Goal of the exercise: All of the material below is to be restated word for word, apart from the pictures.

Data excerpts:
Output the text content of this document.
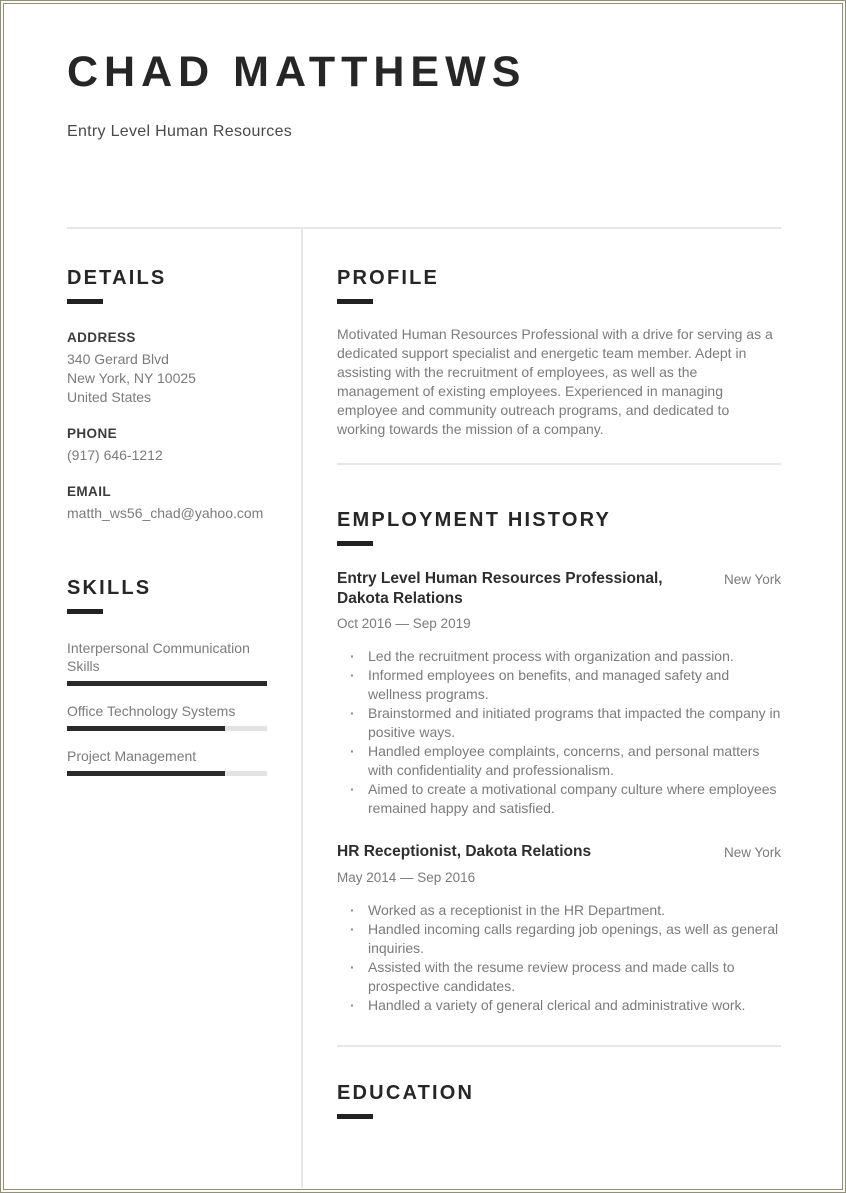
CHAD MATTHEWS
Entry Level Human Resources
DETAILS
ADDRESS
340 Gerard Blvd
New York, NY 10025
United States
PHONE
(917) 646-1212
EMAIL
matth_ws56_chad@yahoo.com
SKILLS
Interpersonal Communication Skills
Office Technology Systems
Project Management
PROFILE

Motivated Human Resources Professional with a drive for serving as a dedicated support specialist and energetic team member. Adept in assisting with the recruitment of employees, as well as the management of existing employees. Experienced in managing employee and community outreach programs, and dedicated to working towards the mission of a company.

EMPLOYMENT HISTORY
Entry Level Human Resources Professional, Dakota Relations
New York
Oct 2016 — Sep 2019
· Led the recruitment process with organization and passion.
· Informed employees on benefits, and managed safety and wellness programs.
· Brainstormed and initiated programs that impacted the company in positive ways.
· Handled employee complaints, concerns, and personal matters with confidentiality and professionalism.
· Aimed to create a motivational company culture where employees remained happy and satisfied.
HR Receptionist, Dakota Relations	New York
May 2014 — Sep 2016
· Worked as a receptionist in the HR Department.
· Handled incoming calls regarding job openings, as well as general inquiries.
· Assisted with the resume review process and made calls to prospective candidates.
· Handled a variety of general clerical and administrative work.
EDUCATION
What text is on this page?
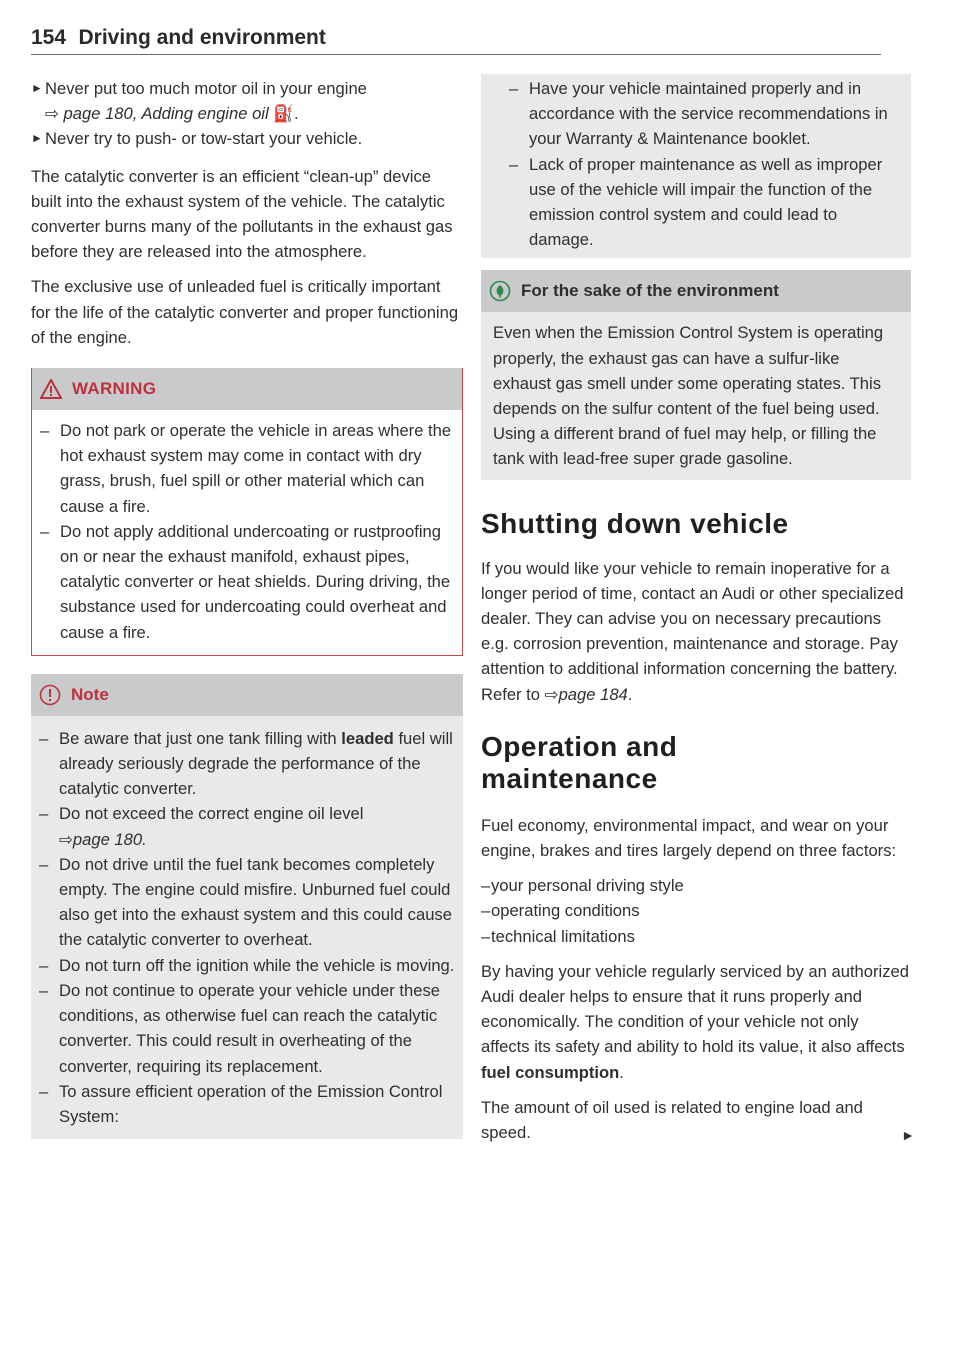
154 Driving and environment

► Never put too much motor oil in your engine

⇨ page 180, Adding engine oil ⛽.

► Never try to push- or tow-start your vehicle.

The catalytic converter is an efficient “clean-up” device built into the exhaust system of the vehicle. The catalytic converter burns many of the pollutants in the exhaust gas before they are released into the atmosphere.

The exclusive use of unleaded fuel is critically important for the life of the catalytic converter and proper functioning of the engine.

WARNING
– Do not park or operate the vehicle in areas where the hot exhaust system may come in contact with dry grass, brush, fuel spill or other material which can cause a fire.
– Do not apply additional undercoating or rustproofing on or near the exhaust manifold, exhaust pipes, catalytic converter or heat shields. During driving, the substance used for undercoating could overheat and cause a fire.
Note
– Be aware that just one tank filling with leaded fuel will already seriously degrade the performance of the catalytic converter.
– Do not exceed the correct engine oil level
⇨page 180.
– Do not drive until the fuel tank becomes completely empty. The engine could misfire. Unburned fuel could also get into the exhaust system and this could cause the catalytic converter to overheat.
– Do not turn off the ignition while the vehicle is moving.
– Do not continue to operate your vehicle under these conditions, as otherwise fuel can reach the catalytic converter. This could result in overheating of the converter, requiring its replacement.
– To assure efficient operation of the Emission Control System:
– Have your vehicle maintained properly and in accordance with the service recommendations in your Warranty & Maintenance booklet.
– Lack of proper maintenance as well as improper use of the vehicle will impair the function of the emission control system and could lead to damage.
For the sake of the environment

Even when the Emission Control System is operating properly, the exhaust gas can have a sulfur-like exhaust gas smell under some operating states. This depends on the sulfur content of the fuel being used. Using a different brand of fuel may help, or filling the tank with lead-free super grade gasoline.

Shutting down vehicle

If you would like your vehicle to remain inoperative for a longer period of time, contact an Audi or other specialized dealer. They can advise you on necessary precautions e.g. corrosion prevention, maintenance and storage. Pay attention to additional information concerning the battery. Refer to ⇨page 184.

Operation and
maintenance

Fuel economy, environmental impact, and wear on your engine, brakes and tires largely depend on three factors:

– your personal driving style
– operating conditions
– technical limitations

By having your vehicle regularly serviced by an authorized Audi dealer helps to ensure that it runs properly and economically. The condition of your vehicle not only affects its safety and ability to hold its value, it also affects fuel consumption.

The amount of oil used is related to engine load and speed.	►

Solution for this exercise:
Output the text content of this document.
CHAD MATTHEWS
Entry Level Human Resources
DETAILS
ADDRESS
340 Gerard Blvd
New York, NY 10025
United States
PHONE
(917) 646-1212
EMAIL
matth_ws56_chad@yahoo.com
SKILLS
Interpersonal Communication Skills
Office Technology Systems
Project Management
PROFILE

Motivated Human Resources Professional with a drive for serving as a dedicated support specialist and energetic team member. Adept in assisting with the recruitment of employees, as well as the management of existing employees. Experienced in managing employee and community outreach programs, and dedicated to working towards the mission of a company.

EMPLOYMENT HISTORY
Entry Level Human Resources Professional, Dakota Relations
New York
Oct 2016 — Sep 2019
· Led the recruitment process with organization and passion.
· Informed employees on benefits, and managed safety and wellness programs.
· Brainstormed and initiated programs that impacted the company in positive ways.
· Handled employee complaints, concerns, and personal matters with confidentiality and professionalism.
· Aimed to create a motivational company culture where employees remained happy and satisfied.
HR Receptionist, Dakota Relations	New York
May 2014 — Sep 2016
· Worked as a receptionist in the HR Department.
· Handled incoming calls regarding job openings, as well as general inquiries.
· Assisted with the resume review process and made calls to prospective candidates.
· Handled a variety of general clerical and administrative work.
EDUCATION
What text is on this page?
154 Driving and environment

► Never put too much motor oil in your engine

⇨ page 180, Adding engine oil ⛽.

► Never try to push- or tow-start your vehicle.

The catalytic converter is an efficient “clean-up” device built into the exhaust system of the vehicle. The catalytic converter burns many of the pollutants in the exhaust gas before they are released into the atmosphere.

The exclusive use of unleaded fuel is critically important for the life of the catalytic converter and proper functioning of the engine.

WARNING
– Do not park or operate the vehicle in areas where the hot exhaust system may come in contact with dry grass, brush, fuel spill or other material which can cause a fire.
– Do not apply additional undercoating or rustproofing on or near the exhaust manifold, exhaust pipes, catalytic converter or heat shields. During driving, the substance used for undercoating could overheat and cause a fire.
Note
– Be aware that just one tank filling with leaded fuel will already seriously degrade the performance of the catalytic converter.
– Do not exceed the correct engine oil level
⇨page 180.
– Do not drive until the fuel tank becomes completely empty. The engine could misfire. Unburned fuel could also get into the exhaust system and this could cause the catalytic converter to overheat.
– Do not turn off the ignition while the vehicle is moving.
– Do not continue to operate your vehicle under these conditions, as otherwise fuel can reach the catalytic converter. This could result in overheating of the converter, requiring its replacement.
– To assure efficient operation of the Emission Control System:
– Have your vehicle maintained properly and in accordance with the service recommendations in your Warranty & Maintenance booklet.
– Lack of proper maintenance as well as improper use of the vehicle will impair the function of the emission control system and could lead to damage.
For the sake of the environment

Even when the Emission Control System is operating properly, the exhaust gas can have a sulfur-like exhaust gas smell under some operating states. This depends on the sulfur content of the fuel being used. Using a different brand of fuel may help, or filling the tank with lead-free super grade gasoline.

Shutting down vehicle

If you would like your vehicle to remain inoperative for a longer period of time, contact an Audi or other specialized dealer. They can advise you on necessary precautions e.g. corrosion prevention, maintenance and storage. Pay attention to additional information concerning the battery. Refer to ⇨page 184.

Operation and
maintenance

Fuel economy, environmental impact, and wear on your engine, brakes and tires largely depend on three factors:

– your personal driving style
– operating conditions
– technical limitations

By having your vehicle regularly serviced by an authorized Audi dealer helps to ensure that it runs properly and economically. The condition of your vehicle not only affects its safety and ability to hold its value, it also affects fuel consumption.

The amount of oil used is related to engine load and speed.	►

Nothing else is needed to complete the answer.